Every record must be written out once more, with nothing added or omitted.

━━━ PROVIDED RECORDS ━━━

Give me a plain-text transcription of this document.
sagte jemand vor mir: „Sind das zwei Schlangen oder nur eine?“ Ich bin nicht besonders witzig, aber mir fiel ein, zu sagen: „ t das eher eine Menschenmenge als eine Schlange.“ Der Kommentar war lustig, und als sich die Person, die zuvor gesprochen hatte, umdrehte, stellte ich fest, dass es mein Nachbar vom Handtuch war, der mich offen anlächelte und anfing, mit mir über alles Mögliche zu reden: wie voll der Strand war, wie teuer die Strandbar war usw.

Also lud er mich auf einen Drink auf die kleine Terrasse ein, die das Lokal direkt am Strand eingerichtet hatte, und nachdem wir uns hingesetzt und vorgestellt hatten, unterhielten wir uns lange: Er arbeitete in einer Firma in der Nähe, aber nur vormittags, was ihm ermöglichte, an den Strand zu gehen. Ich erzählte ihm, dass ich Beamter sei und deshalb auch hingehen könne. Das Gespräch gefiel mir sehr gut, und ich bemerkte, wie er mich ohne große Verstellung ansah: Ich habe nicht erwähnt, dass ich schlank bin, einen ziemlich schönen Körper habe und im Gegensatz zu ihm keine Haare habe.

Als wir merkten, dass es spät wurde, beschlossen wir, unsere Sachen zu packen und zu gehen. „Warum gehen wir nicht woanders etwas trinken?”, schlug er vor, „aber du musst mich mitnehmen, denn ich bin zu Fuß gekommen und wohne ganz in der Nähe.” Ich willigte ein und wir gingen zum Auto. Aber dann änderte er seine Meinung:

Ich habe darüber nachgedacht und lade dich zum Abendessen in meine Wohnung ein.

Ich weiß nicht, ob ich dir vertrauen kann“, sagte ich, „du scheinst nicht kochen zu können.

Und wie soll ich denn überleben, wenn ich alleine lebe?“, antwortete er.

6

━━━

- [FULL RESPONSE]
Give me a plain-text transcription of this document.
sagte jemand vor mir: „Sind das zwei Schlangen oder nur eine?“ Ich bin nicht besonders witzig, aber mir fiel ein, zu sagen: „ t das eher eine Menschenmenge als eine Schlange.“ Der Kommentar war lustig, und als sich die Person, die zuvor gesprochen hatte, umdrehte, stellte ich fest, dass es mein Nachbar vom Handtuch war, der mich offen anlächelte und anfing, mit mir über alles Mögliche zu reden: wie voll der Strand war, wie teuer die Strandbar war usw.

Also lud er mich auf einen Drink auf die kleine Terrasse ein, die das Lokal direkt am Strand eingerichtet hatte, und nachdem wir uns hingesetzt und vorgestellt hatten, unterhielten wir uns lange: Er arbeitete in einer Firma in der Nähe, aber nur vormittags, was ihm ermöglichte, an den Strand zu gehen. Ich erzählte ihm, dass ich Beamter sei und deshalb auch hingehen könne. Das Gespräch gefiel mir sehr gut, und ich bemerkte, wie er mich ohne große Verstellung ansah: Ich habe nicht erwähnt, dass ich schlank bin, einen ziemlich schönen Körper habe und im Gegensatz zu ihm keine Haare habe.

Als wir merkten, dass es spät wurde, beschlossen wir, unsere Sachen zu packen und zu gehen. „Warum gehen wir nicht woanders etwas trinken?”, schlug er vor, „aber du musst mich mitnehmen, denn ich bin zu Fuß gekommen und wohne ganz in der Nähe.” Ich willigte ein und wir gingen zum Auto. Aber dann änderte er seine Meinung:

Ich habe darüber nachgedacht und lade dich zum Abendessen in meine Wohnung ein.

Ich weiß nicht, ob ich dir vertrauen kann“, sagte ich, „du scheinst nicht kochen zu können.

Und wie soll ich denn überleben, wenn ich alleine lebe?“, antwortete er.

6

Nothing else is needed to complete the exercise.